Records excerpted from a collection
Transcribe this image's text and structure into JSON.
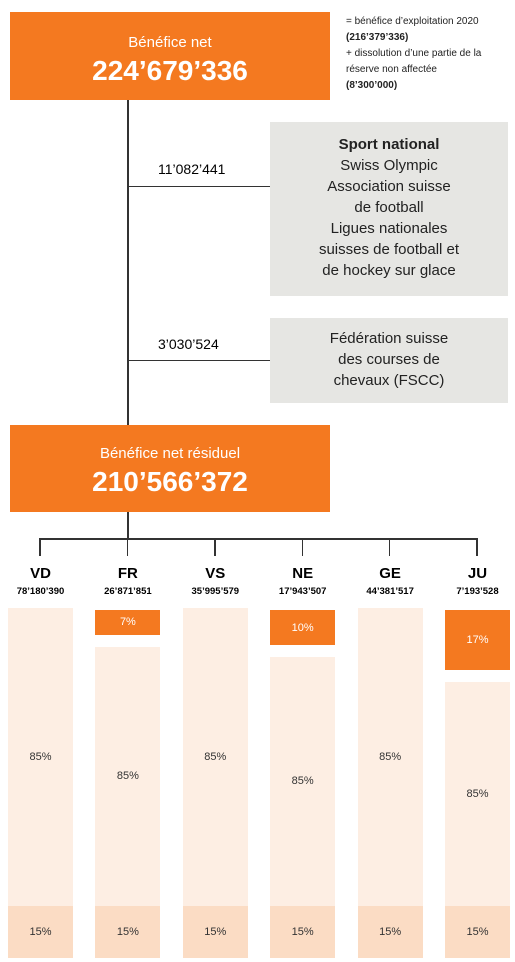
{
  "top": {
    "title": "Bénéfice net",
    "amount": "224’679’336"
  },
  "note": [
    {
      "text": "= bénéfice d’exploitation 2020",
      "bold": false
    },
    {
      "text": "(216’379’336)",
      "bold": true
    },
    {
      "text": "+ dissolution d’une partie de la",
      "bold": false
    },
    {
      "text": "réserve non affectée",
      "bold": false
    },
    {
      "text": "(8’300’000)",
      "bold": true
    }
  ],
  "branches": [
    {
      "amount": "11’082’441",
      "title": "Sport national",
      "lines": [
        "Swiss Olympic",
        "Association suisse",
        "de football",
        "Ligues nationales",
        "suisses de football et",
        "de hockey sur glace"
      ]
    },
    {
      "amount": "3’030’524",
      "lines": [
        "Fédération suisse",
        "des courses de",
        "chevaux (FSCC)"
      ]
    }
  ],
  "residual": {
    "title": "Bénéfice net résiduel",
    "amount": "210’566’372"
  },
  "cantons": [
    {
      "name": "VD",
      "amount": "78’180’390",
      "segments": [
        {
          "value": 85,
          "label": "85%"
        },
        {
          "value": 15,
          "label": "15%"
        }
      ]
    },
    {
      "name": "FR",
      "amount": "26’871’851",
      "segments": [
        {
          "value": 7,
          "label": "7%"
        },
        {
          "value": 85,
          "label": "85%"
        },
        {
          "value": 15,
          "label": "15%"
        }
      ]
    },
    {
      "name": "VS",
      "amount": "35’995’579",
      "segments": [
        {
          "value": 85,
          "label": "85%"
        },
        {
          "value": 15,
          "label": "15%"
        }
      ]
    },
    {
      "name": "NE",
      "amount": "17’943’507",
      "segments": [
        {
          "value": 10,
          "label": "10%"
        },
        {
          "value": 85,
          "label": "85%"
        },
        {
          "value": 15,
          "label": "15%"
        }
      ]
    },
    {
      "name": "GE",
      "amount": "44’381’517",
      "segments": [
        {
          "value": 85,
          "label": "85%"
        },
        {
          "value": 15,
          "label": "15%"
        }
      ]
    },
    {
      "name": "JU",
      "amount": "7’193’528",
      "segments": [
        {
          "value": 17,
          "label": "17%"
        },
        {
          "value": 85,
          "label": "85%"
        },
        {
          "value": 15,
          "label": "15%"
        }
      ]
    }
  ]
}
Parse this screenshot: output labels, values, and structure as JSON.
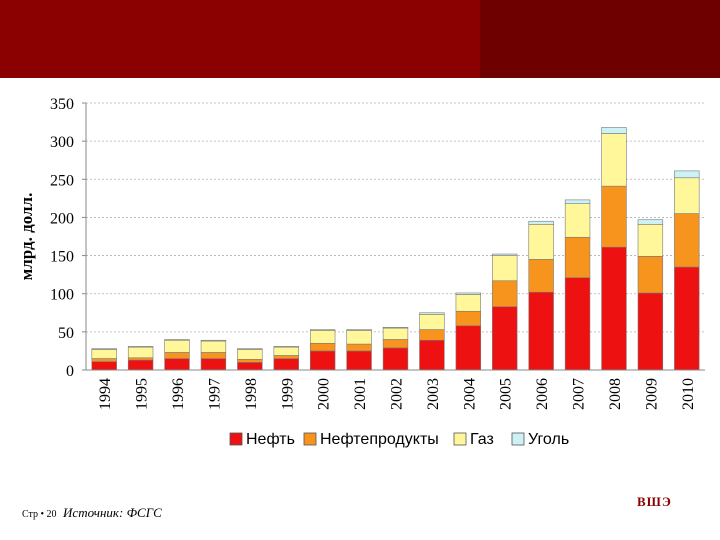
{
  "slide": {
    "page_label": "Стр",
    "page_number": "20",
    "source": "Источник: ФСГС",
    "brand": "ВШЭ"
  },
  "colors": {
    "banner": "#8b0000",
    "banner_right": "#6e0000",
    "oil": "#ee1111",
    "oil_products": "#f7941d",
    "gas": "#fff799",
    "coal": "#ccf2f5"
  },
  "chart_data": {
    "type": "bar",
    "stacked": true,
    "title": "",
    "xlabel": "",
    "ylabel": "млрд. долл.",
    "ylim": [
      0,
      350
    ],
    "yticks": [
      0,
      50,
      100,
      150,
      200,
      250,
      300,
      350
    ],
    "grid": true,
    "legend": "bottom",
    "categories": [
      "1994",
      "1995",
      "1996",
      "1997",
      "1998",
      "1999",
      "2000",
      "2001",
      "2002",
      "2003",
      "2004",
      "2005",
      "2006",
      "2007",
      "2008",
      "2009",
      "2010"
    ],
    "series": [
      {
        "name": "Нефть",
        "color": "#ee1111",
        "values": [
          11,
          13,
          15,
          15,
          10,
          15,
          25,
          25,
          29,
          39,
          58,
          83,
          102,
          121,
          161,
          101,
          135
        ]
      },
      {
        "name": "Нефтепродукты",
        "color": "#f7941d",
        "values": [
          4,
          3,
          8,
          8,
          4,
          4,
          10,
          9,
          11,
          14,
          19,
          34,
          43,
          53,
          80,
          48,
          70
        ]
      },
      {
        "name": "Газ",
        "color": "#fff799",
        "values": [
          12,
          14,
          16,
          15,
          13,
          11,
          17,
          18,
          15,
          20,
          22,
          33,
          46,
          44,
          69,
          42,
          47
        ]
      },
      {
        "name": "Уголь",
        "color": "#ccf2f5",
        "values": [
          1,
          1,
          1,
          1,
          1,
          1,
          1,
          1,
          1,
          2,
          2,
          2,
          4,
          5,
          8,
          6,
          9
        ]
      }
    ]
  }
}
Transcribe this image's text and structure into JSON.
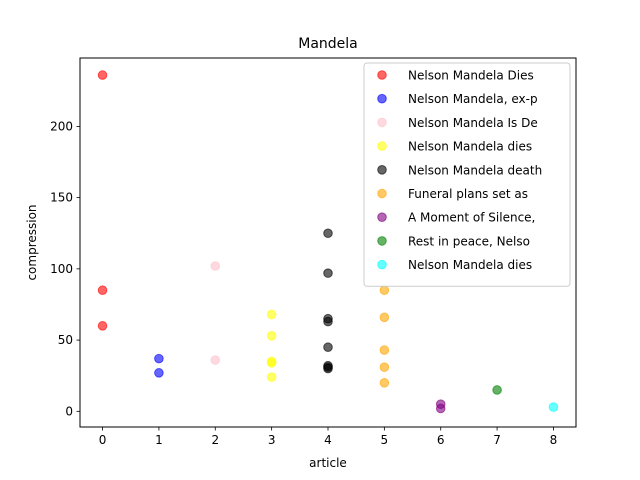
{
  "chart_data": {
    "type": "scatter",
    "title": "Mandela",
    "xlabel": "article",
    "ylabel": "compression",
    "xlim": [
      -0.4,
      8.4
    ],
    "ylim": [
      -11,
      248
    ],
    "xticks": [
      0,
      1,
      2,
      3,
      4,
      5,
      6,
      7,
      8
    ],
    "yticks": [
      0,
      50,
      100,
      150,
      200
    ],
    "grid": false,
    "legend_position": "top-right",
    "series": [
      {
        "name": "Nelson Mandela Dies",
        "color": "#ff0000",
        "x": [
          0,
          0,
          0
        ],
        "y": [
          236,
          85,
          60
        ]
      },
      {
        "name": "Nelson Mandela, ex-p",
        "color": "#0000ff",
        "x": [
          1,
          1
        ],
        "y": [
          37,
          27
        ]
      },
      {
        "name": "Nelson Mandela Is De",
        "color": "#ffc0cb",
        "x": [
          2,
          2
        ],
        "y": [
          102,
          36
        ]
      },
      {
        "name": "Nelson Mandela dies",
        "color": "#ffff00",
        "x": [
          3,
          3,
          3,
          3,
          3
        ],
        "y": [
          68,
          53,
          35,
          34,
          24
        ]
      },
      {
        "name": "Nelson Mandela death",
        "color": "#000000",
        "x": [
          4,
          4,
          4,
          4,
          4,
          4,
          4,
          4
        ],
        "y": [
          125,
          97,
          65,
          63,
          45,
          32,
          30,
          31
        ]
      },
      {
        "name": "Funeral plans set as",
        "color": "#ffa500",
        "x": [
          5,
          5,
          5,
          5,
          5
        ],
        "y": [
          85,
          66,
          43,
          31,
          20
        ]
      },
      {
        "name": "A Moment of Silence,",
        "color": "#800080",
        "x": [
          6,
          6
        ],
        "y": [
          5,
          2
        ]
      },
      {
        "name": "Rest in peace, Nelso",
        "color": "#008000",
        "x": [
          7
        ],
        "y": [
          15
        ]
      },
      {
        "name": "Nelson Mandela dies",
        "color": "#00ffff",
        "x": [
          8
        ],
        "y": [
          3
        ]
      }
    ]
  }
}
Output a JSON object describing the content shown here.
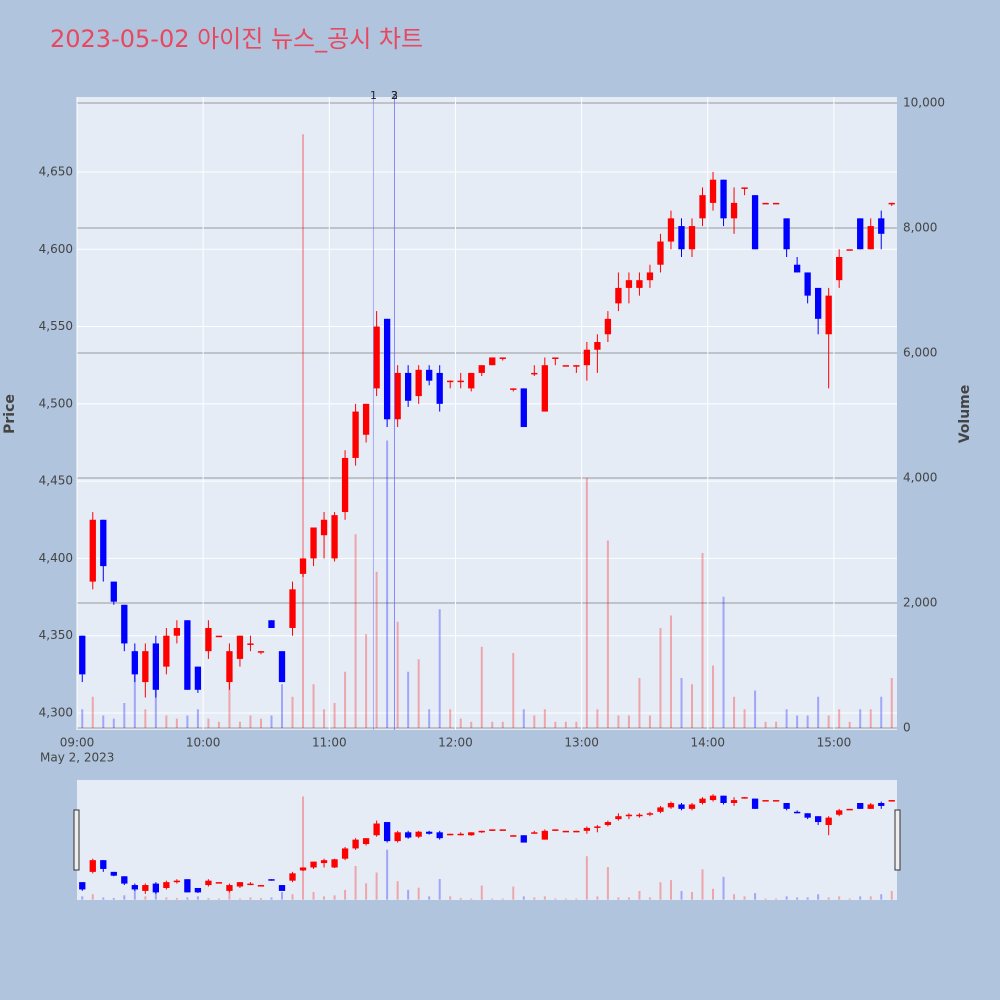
{
  "chart_data": {
    "type": "candlestick",
    "title": "2023-05-02 아이진 뉴스_공시 차트",
    "y_label": "Price",
    "y2_label": "Volume",
    "date_label": "May 2, 2023",
    "increasing_color": "#ff0000",
    "decreasing_color": "#0000ff",
    "x": [
      "09:00",
      "09:05",
      "09:10",
      "09:15",
      "09:20",
      "09:25",
      "09:30",
      "09:35",
      "09:40",
      "09:45",
      "09:50",
      "09:55",
      "10:00",
      "10:05",
      "10:10",
      "10:15",
      "10:20",
      "10:25",
      "10:30",
      "10:35",
      "10:40",
      "10:45",
      "10:50",
      "10:55",
      "11:00",
      "11:05",
      "11:10",
      "11:15",
      "11:20",
      "11:25",
      "11:30",
      "11:35",
      "11:40",
      "11:45",
      "11:50",
      "11:55",
      "12:00",
      "12:05",
      "12:10",
      "12:15",
      "12:20",
      "12:25",
      "12:30",
      "12:35",
      "12:40",
      "12:45",
      "12:50",
      "12:55",
      "13:00",
      "13:05",
      "13:10",
      "13:15",
      "13:20",
      "13:25",
      "13:30",
      "13:35",
      "13:40",
      "13:45",
      "13:50",
      "13:55",
      "14:00",
      "14:05",
      "14:10",
      "14:15",
      "14:20",
      "14:25",
      "14:30",
      "14:35",
      "14:40",
      "14:45",
      "14:50",
      "14:55",
      "15:00",
      "15:05",
      "15:10",
      "15:15",
      "15:20",
      "15:25"
    ],
    "open": [
      4350,
      4385,
      4425,
      4385,
      4370,
      4340,
      4320,
      4345,
      4330,
      4350,
      4360,
      4330,
      4340,
      4350,
      4320,
      4335,
      4345,
      4340,
      4360,
      4340,
      4355,
      4390,
      4400,
      4415,
      4400,
      4430,
      4465,
      4480,
      4510,
      4555,
      4490,
      4520,
      4505,
      4522,
      4520,
      4515,
      4515,
      4510,
      4520,
      4525,
      4530,
      4510,
      4510,
      4520,
      4495,
      4530,
      4525,
      4525,
      4525,
      4535,
      4545,
      4565,
      4575,
      4575,
      4580,
      4590,
      4605,
      4615,
      4600,
      4620,
      4630,
      4645,
      4620,
      4640,
      4635,
      4630,
      4630,
      4620,
      4590,
      4585,
      4575,
      4545,
      4580,
      4600,
      4620,
      4600,
      4620,
      4630
    ],
    "high": [
      4350,
      4430,
      4425,
      4385,
      4370,
      4345,
      4345,
      4350,
      4355,
      4360,
      4360,
      4330,
      4360,
      4350,
      4345,
      4350,
      4350,
      4340,
      4360,
      4340,
      4385,
      4400,
      4420,
      4430,
      4430,
      4470,
      4500,
      4500,
      4560,
      4555,
      4525,
      4525,
      4525,
      4525,
      4525,
      4515,
      4520,
      4520,
      4525,
      4530,
      4530,
      4510,
      4510,
      4525,
      4530,
      4530,
      4525,
      4525,
      4540,
      4545,
      4560,
      4585,
      4585,
      4585,
      4590,
      4610,
      4625,
      4620,
      4620,
      4640,
      4650,
      4645,
      4640,
      4640,
      4635,
      4630,
      4630,
      4620,
      4595,
      4585,
      4575,
      4575,
      4600,
      4600,
      4620,
      4620,
      4625,
      4630
    ],
    "low": [
      4320,
      4380,
      4385,
      4370,
      4340,
      4320,
      4310,
      4310,
      4325,
      4345,
      4315,
      4313,
      4335,
      4350,
      4315,
      4330,
      4340,
      4338,
      4355,
      4320,
      4350,
      4388,
      4395,
      4400,
      4398,
      4425,
      4460,
      4475,
      4505,
      4485,
      4485,
      4498,
      4500,
      4512,
      4495,
      4510,
      4510,
      4508,
      4518,
      4525,
      4528,
      4508,
      4485,
      4518,
      4495,
      4525,
      4525,
      4520,
      4515,
      4520,
      4540,
      4560,
      4565,
      4570,
      4575,
      4585,
      4600,
      4595,
      4595,
      4615,
      4625,
      4615,
      4610,
      4635,
      4600,
      4630,
      4630,
      4595,
      4585,
      4565,
      4545,
      4510,
      4575,
      4600,
      4600,
      4600,
      4600,
      4628
    ],
    "close": [
      4325,
      4425,
      4395,
      4372,
      4345,
      4325,
      4340,
      4315,
      4350,
      4355,
      4315,
      4315,
      4355,
      4350,
      4340,
      4350,
      4345,
      4340,
      4355,
      4320,
      4380,
      4400,
      4420,
      4425,
      4428,
      4465,
      4495,
      4500,
      4550,
      4490,
      4520,
      4502,
      4522,
      4515,
      4500,
      4515,
      4515,
      4520,
      4525,
      4530,
      4530,
      4510,
      4485,
      4520,
      4525,
      4530,
      4525,
      4525,
      4535,
      4540,
      4555,
      4575,
      4580,
      4580,
      4585,
      4605,
      4620,
      4600,
      4615,
      4635,
      4645,
      4620,
      4630,
      4640,
      4600,
      4630,
      4630,
      4600,
      4585,
      4570,
      4555,
      4570,
      4595,
      4600,
      4600,
      4615,
      4610,
      4630
    ],
    "volume": [
      300,
      500,
      200,
      150,
      400,
      900,
      300,
      1100,
      200,
      150,
      200,
      300,
      150,
      100,
      1000,
      100,
      200,
      150,
      200,
      700,
      500,
      9500,
      700,
      300,
      400,
      900,
      3100,
      1500,
      2500,
      4600,
      1700,
      900,
      1100,
      300,
      1900,
      300,
      150,
      100,
      1300,
      100,
      100,
      1200,
      300,
      200,
      300,
      100,
      100,
      100,
      4000,
      300,
      3000,
      200,
      200,
      800,
      200,
      1600,
      1800,
      800,
      700,
      2800,
      1000,
      2100,
      500,
      300,
      600,
      100,
      100,
      300,
      200,
      200,
      500,
      200,
      300,
      100,
      300,
      300,
      500,
      800
    ],
    "xlim": [
      "09:00",
      "15:30"
    ],
    "xticks": [
      "09:00",
      "10:00",
      "11:00",
      "12:00",
      "13:00",
      "14:00",
      "15:00"
    ],
    "ylim": [
      4289,
      4698.5
    ],
    "yticks": [
      {
        "value": 4300,
        "label": "4,300"
      },
      {
        "value": 4350,
        "label": "4,350"
      },
      {
        "value": 4400,
        "label": "4,400"
      },
      {
        "value": 4450,
        "label": "4,450"
      },
      {
        "value": 4500,
        "label": "4,500"
      },
      {
        "value": 4550,
        "label": "4,550"
      },
      {
        "value": 4600,
        "label": "4,600"
      },
      {
        "value": 4650,
        "label": "4,650"
      }
    ],
    "y2lim": [
      -32,
      10096
    ],
    "y2ticks": [
      0,
      {
        "value": 2000,
        "label": "2,000"
      },
      {
        "value": 4000,
        "label": "4,000"
      },
      {
        "value": 6000,
        "label": "6,000"
      },
      {
        "value": 8000,
        "label": "8,000"
      },
      {
        "value": 10000,
        "label": "10,000"
      }
    ],
    "annotations": [
      {
        "x": "11:21",
        "text": "1"
      },
      {
        "x": "11:31",
        "text": "2"
      },
      {
        "x": "11:31",
        "text": "3"
      }
    ],
    "grid": true,
    "rangeslider": true
  }
}
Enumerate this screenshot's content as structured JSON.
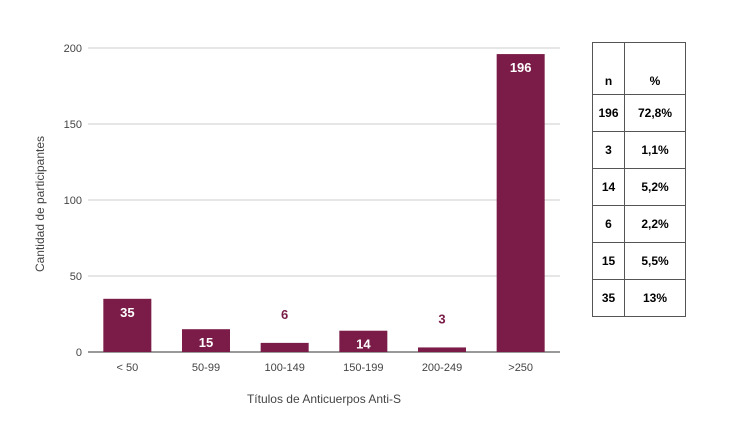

* What is expected
In the records above, locate the lines holding the word "type". Copy each of them.

* Answer to this exercise
    "type": "bar",
    "type": "scatter",
    "type": "candlestick",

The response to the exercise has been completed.